▶ [Set task]
Reproduce all lines of the listing below in which the word "Market" occurs.

Collected data entries
* Begin *

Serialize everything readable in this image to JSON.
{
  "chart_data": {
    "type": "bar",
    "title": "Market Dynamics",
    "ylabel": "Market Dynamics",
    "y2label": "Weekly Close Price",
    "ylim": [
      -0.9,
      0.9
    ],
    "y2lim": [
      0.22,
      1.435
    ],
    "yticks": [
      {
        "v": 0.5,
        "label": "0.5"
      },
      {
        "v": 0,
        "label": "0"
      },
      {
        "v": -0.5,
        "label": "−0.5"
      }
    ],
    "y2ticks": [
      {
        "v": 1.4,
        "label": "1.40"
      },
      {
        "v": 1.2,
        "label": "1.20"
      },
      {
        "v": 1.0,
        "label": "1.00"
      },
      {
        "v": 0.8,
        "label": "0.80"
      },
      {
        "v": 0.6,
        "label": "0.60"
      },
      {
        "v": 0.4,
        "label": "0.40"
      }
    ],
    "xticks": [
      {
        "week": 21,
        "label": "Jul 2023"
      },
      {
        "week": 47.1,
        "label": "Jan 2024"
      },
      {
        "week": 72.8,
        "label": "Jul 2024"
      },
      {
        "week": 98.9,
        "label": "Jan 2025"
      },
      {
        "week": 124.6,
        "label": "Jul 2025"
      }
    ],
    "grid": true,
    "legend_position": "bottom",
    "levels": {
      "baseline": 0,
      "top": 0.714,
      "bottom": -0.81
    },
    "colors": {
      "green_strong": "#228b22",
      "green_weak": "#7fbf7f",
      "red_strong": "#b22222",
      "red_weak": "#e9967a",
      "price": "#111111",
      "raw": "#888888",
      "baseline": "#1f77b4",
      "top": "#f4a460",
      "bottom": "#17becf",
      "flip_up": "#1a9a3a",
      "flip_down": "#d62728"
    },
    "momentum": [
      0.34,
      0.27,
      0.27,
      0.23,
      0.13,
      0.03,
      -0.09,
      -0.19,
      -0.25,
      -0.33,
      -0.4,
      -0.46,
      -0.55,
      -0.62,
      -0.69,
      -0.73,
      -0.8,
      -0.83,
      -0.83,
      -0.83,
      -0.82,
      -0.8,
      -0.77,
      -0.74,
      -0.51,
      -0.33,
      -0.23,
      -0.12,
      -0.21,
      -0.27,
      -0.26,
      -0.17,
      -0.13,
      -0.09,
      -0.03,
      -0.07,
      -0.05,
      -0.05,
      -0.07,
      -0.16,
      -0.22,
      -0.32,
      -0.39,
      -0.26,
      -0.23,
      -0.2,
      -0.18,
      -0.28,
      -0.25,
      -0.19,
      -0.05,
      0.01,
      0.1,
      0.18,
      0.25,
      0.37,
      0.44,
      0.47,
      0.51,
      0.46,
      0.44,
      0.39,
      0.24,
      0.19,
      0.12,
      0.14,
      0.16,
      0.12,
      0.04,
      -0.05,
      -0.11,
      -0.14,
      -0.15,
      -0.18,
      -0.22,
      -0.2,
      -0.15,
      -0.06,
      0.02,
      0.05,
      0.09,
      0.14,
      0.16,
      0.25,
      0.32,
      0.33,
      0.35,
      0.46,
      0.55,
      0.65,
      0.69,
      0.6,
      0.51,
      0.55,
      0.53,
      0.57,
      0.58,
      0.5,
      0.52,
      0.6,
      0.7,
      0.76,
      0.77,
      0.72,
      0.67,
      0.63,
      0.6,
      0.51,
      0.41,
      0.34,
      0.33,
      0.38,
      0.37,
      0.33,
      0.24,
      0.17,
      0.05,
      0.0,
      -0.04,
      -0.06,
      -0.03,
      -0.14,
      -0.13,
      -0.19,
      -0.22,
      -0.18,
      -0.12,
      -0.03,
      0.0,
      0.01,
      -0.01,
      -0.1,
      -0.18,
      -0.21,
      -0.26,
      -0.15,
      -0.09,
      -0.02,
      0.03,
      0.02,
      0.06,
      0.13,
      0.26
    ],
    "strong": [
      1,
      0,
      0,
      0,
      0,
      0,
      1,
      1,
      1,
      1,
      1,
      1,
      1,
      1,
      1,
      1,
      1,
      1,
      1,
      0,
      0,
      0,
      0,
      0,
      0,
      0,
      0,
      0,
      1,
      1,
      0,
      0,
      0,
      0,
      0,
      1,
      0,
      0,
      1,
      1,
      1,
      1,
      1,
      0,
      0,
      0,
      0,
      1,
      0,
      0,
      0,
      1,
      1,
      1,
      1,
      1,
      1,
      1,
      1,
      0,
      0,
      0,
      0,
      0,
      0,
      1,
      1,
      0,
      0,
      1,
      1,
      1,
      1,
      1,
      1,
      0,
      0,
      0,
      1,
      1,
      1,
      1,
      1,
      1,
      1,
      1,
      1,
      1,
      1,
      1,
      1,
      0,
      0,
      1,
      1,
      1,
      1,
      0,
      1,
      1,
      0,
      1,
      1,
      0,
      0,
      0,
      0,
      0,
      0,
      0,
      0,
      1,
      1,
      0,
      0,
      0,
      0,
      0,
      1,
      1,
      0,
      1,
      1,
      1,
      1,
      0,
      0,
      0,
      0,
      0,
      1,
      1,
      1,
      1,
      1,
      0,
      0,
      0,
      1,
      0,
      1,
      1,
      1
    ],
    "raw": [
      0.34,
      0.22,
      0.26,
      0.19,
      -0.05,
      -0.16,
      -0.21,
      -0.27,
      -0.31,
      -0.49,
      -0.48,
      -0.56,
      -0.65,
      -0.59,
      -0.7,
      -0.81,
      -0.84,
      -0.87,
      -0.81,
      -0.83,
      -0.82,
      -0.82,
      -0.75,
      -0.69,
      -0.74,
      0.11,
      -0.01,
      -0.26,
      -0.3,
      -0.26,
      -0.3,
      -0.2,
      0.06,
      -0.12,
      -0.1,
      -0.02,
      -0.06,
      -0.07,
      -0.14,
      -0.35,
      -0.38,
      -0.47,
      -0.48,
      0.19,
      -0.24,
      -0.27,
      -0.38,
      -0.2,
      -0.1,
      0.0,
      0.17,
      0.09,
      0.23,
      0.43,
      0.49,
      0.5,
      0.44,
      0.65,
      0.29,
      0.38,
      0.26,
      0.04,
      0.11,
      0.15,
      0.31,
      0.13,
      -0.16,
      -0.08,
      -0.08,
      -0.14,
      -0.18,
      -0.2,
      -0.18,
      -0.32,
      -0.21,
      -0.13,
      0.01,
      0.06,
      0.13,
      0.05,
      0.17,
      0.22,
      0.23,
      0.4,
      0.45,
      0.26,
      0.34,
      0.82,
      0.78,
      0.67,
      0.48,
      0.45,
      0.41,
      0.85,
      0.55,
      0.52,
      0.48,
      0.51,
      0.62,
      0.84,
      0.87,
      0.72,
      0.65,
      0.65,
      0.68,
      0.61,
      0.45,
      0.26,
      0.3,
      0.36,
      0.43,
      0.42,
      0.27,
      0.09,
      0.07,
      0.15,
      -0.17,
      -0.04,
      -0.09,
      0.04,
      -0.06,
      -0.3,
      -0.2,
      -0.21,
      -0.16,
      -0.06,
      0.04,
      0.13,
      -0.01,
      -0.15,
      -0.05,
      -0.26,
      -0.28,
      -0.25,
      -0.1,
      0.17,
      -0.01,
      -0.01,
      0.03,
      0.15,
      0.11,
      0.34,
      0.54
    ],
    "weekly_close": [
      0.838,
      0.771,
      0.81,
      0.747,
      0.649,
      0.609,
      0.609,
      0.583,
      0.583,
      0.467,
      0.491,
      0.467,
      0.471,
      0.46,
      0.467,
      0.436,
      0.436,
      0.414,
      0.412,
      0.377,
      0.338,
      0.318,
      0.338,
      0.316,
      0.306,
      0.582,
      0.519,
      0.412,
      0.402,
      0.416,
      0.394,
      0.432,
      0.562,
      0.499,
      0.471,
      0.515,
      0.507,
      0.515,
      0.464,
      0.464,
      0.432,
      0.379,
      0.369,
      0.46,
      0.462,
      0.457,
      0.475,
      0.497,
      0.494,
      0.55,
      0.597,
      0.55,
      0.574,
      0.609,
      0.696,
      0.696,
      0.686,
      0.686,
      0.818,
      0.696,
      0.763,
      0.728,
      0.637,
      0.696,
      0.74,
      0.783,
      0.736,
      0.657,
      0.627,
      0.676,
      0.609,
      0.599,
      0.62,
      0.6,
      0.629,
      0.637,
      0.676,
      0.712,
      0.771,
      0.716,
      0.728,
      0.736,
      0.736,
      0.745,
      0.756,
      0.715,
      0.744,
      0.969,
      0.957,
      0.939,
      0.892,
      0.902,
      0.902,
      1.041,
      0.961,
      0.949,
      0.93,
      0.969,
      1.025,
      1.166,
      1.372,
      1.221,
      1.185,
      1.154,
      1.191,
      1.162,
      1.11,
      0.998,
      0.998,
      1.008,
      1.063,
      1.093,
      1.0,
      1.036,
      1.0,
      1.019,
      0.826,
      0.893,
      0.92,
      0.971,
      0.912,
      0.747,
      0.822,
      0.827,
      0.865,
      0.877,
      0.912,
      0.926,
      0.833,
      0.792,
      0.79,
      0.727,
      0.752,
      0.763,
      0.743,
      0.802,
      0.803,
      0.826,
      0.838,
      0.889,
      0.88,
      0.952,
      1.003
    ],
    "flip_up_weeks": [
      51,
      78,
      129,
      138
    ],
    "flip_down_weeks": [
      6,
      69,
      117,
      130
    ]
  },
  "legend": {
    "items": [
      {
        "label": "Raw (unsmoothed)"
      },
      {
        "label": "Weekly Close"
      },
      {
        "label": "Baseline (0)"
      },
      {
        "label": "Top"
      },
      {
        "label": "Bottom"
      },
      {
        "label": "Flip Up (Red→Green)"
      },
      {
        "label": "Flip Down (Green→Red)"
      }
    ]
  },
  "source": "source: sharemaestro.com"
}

* End *

▶ [Result]
    "title": "Market Dynamics",
    "ylabel": "Market Dynamics",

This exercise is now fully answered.